● EXERCISE TASK:
Output all of the entries below precisely as written.

Stored items
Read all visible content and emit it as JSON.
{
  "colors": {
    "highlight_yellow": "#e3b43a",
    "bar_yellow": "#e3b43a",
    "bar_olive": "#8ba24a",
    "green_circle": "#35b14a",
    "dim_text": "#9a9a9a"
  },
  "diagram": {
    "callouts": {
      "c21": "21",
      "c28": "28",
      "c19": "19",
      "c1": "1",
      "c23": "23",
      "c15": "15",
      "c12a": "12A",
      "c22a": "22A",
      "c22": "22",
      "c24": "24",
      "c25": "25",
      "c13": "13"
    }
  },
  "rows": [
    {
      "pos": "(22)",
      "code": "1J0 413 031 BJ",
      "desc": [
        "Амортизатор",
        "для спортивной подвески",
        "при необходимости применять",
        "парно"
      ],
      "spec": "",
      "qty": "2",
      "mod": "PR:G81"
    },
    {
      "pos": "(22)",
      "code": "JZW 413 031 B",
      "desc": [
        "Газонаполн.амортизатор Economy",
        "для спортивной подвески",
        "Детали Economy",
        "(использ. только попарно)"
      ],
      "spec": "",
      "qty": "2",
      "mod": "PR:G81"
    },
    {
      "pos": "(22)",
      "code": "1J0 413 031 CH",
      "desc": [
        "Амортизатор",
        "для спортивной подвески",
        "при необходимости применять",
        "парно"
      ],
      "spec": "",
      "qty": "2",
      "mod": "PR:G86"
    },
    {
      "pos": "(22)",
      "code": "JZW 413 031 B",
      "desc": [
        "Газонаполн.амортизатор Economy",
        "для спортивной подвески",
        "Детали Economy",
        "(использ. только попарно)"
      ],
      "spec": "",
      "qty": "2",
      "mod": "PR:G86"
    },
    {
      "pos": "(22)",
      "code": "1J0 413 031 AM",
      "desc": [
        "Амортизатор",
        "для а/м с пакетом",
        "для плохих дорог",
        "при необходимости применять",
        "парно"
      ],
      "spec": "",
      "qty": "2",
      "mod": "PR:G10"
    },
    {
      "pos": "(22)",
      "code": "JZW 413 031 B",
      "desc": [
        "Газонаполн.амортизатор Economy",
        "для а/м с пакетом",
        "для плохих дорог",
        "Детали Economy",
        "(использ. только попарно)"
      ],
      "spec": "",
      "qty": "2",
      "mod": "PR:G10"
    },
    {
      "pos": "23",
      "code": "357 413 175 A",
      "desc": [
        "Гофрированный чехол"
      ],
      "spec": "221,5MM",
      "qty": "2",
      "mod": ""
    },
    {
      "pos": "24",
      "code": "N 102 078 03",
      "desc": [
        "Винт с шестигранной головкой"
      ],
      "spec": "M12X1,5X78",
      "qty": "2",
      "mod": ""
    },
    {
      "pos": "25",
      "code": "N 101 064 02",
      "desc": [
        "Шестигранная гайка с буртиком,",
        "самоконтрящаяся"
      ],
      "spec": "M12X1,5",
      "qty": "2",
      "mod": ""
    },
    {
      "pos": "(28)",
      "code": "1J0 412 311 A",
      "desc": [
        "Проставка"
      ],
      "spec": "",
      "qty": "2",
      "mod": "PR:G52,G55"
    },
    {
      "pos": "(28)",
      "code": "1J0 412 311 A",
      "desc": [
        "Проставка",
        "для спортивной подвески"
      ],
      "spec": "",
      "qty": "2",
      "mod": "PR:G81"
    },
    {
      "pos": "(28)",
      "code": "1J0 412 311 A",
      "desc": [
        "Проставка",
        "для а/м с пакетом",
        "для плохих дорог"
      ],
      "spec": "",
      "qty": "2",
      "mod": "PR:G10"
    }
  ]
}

● RESPONSE TO THIS EXERCISE:
Read all visible content and emit it as JSON.
{
  "colors": {
    "highlight_yellow": "#e3b43a",
    "bar_yellow": "#e3b43a",
    "bar_olive": "#8ba24a",
    "green_circle": "#35b14a",
    "dim_text": "#9a9a9a"
  },
  "diagram": {
    "callouts": {
      "c21": "21",
      "c28": "28",
      "c19": "19",
      "c1": "1",
      "c23": "23",
      "c15": "15",
      "c12a": "12A",
      "c22a": "22A",
      "c22": "22",
      "c24": "24",
      "c25": "25",
      "c13": "13"
    }
  },
  "rows": [
    {
      "pos": "(22)",
      "code": "1J0 413 031 BJ",
      "desc": [
        "Амортизатор",
        "для спортивной подвески",
        "при необходимости применять",
        "парно"
      ],
      "spec": "",
      "qty": "2",
      "mod": "PR:G81"
    },
    {
      "pos": "(22)",
      "code": "JZW 413 031 B",
      "desc": [
        "Газонаполн.амортизатор Economy",
        "для спортивной подвески",
        "Детали Economy",
        "(использ. только попарно)"
      ],
      "spec": "",
      "qty": "2",
      "mod": "PR:G81"
    },
    {
      "pos": "(22)",
      "code": "1J0 413 031 CH",
      "desc": [
        "Амортизатор",
        "для спортивной подвески",
        "при необходимости применять",
        "парно"
      ],
      "spec": "",
      "qty": "2",
      "mod": "PR:G86"
    },
    {
      "pos": "(22)",
      "code": "JZW 413 031 B",
      "desc": [
        "Газонаполн.амортизатор Economy",
        "для спортивной подвески",
        "Детали Economy",
        "(использ. только попарно)"
      ],
      "spec": "",
      "qty": "2",
      "mod": "PR:G86"
    },
    {
      "pos": "(22)",
      "code": "1J0 413 031 AM",
      "desc": [
        "Амортизатор",
        "для а/м с пакетом",
        "для плохих дорог",
        "при необходимости применять",
        "парно"
      ],
      "spec": "",
      "qty": "2",
      "mod": "PR:G10"
    },
    {
      "pos": "(22)",
      "code": "JZW 413 031 B",
      "desc": [
        "Газонаполн.амортизатор Economy",
        "для а/м с пакетом",
        "для плохих дорог",
        "Детали Economy",
        "(использ. только попарно)"
      ],
      "spec": "",
      "qty": "2",
      "mod": "PR:G10"
    },
    {
      "pos": "23",
      "code": "357 413 175 A",
      "desc": [
        "Гофрированный чехол"
      ],
      "spec": "221,5MM",
      "qty": "2",
      "mod": ""
    },
    {
      "pos": "24",
      "code": "N 102 078 03",
      "desc": [
        "Винт с шестигранной головкой"
      ],
      "spec": "M12X1,5X78",
      "qty": "2",
      "mod": ""
    },
    {
      "pos": "25",
      "code": "N 101 064 02",
      "desc": [
        "Шестигранная гайка с буртиком,",
        "самоконтрящаяся"
      ],
      "spec": "M12X1,5",
      "qty": "2",
      "mod": ""
    },
    {
      "pos": "(28)",
      "code": "1J0 412 311 A",
      "desc": [
        "Проставка"
      ],
      "spec": "",
      "qty": "2",
      "mod": "PR:G52,G55"
    },
    {
      "pos": "(28)",
      "code": "1J0 412 311 A",
      "desc": [
        "Проставка",
        "для спортивной подвески"
      ],
      "spec": "",
      "qty": "2",
      "mod": "PR:G81"
    },
    {
      "pos": "(28)",
      "code": "1J0 412 311 A",
      "desc": [
        "Проставка",
        "для а/м с пакетом",
        "для плохих дорог"
      ],
      "spec": "",
      "qty": "2",
      "mod": "PR:G10"
    }
  ]
}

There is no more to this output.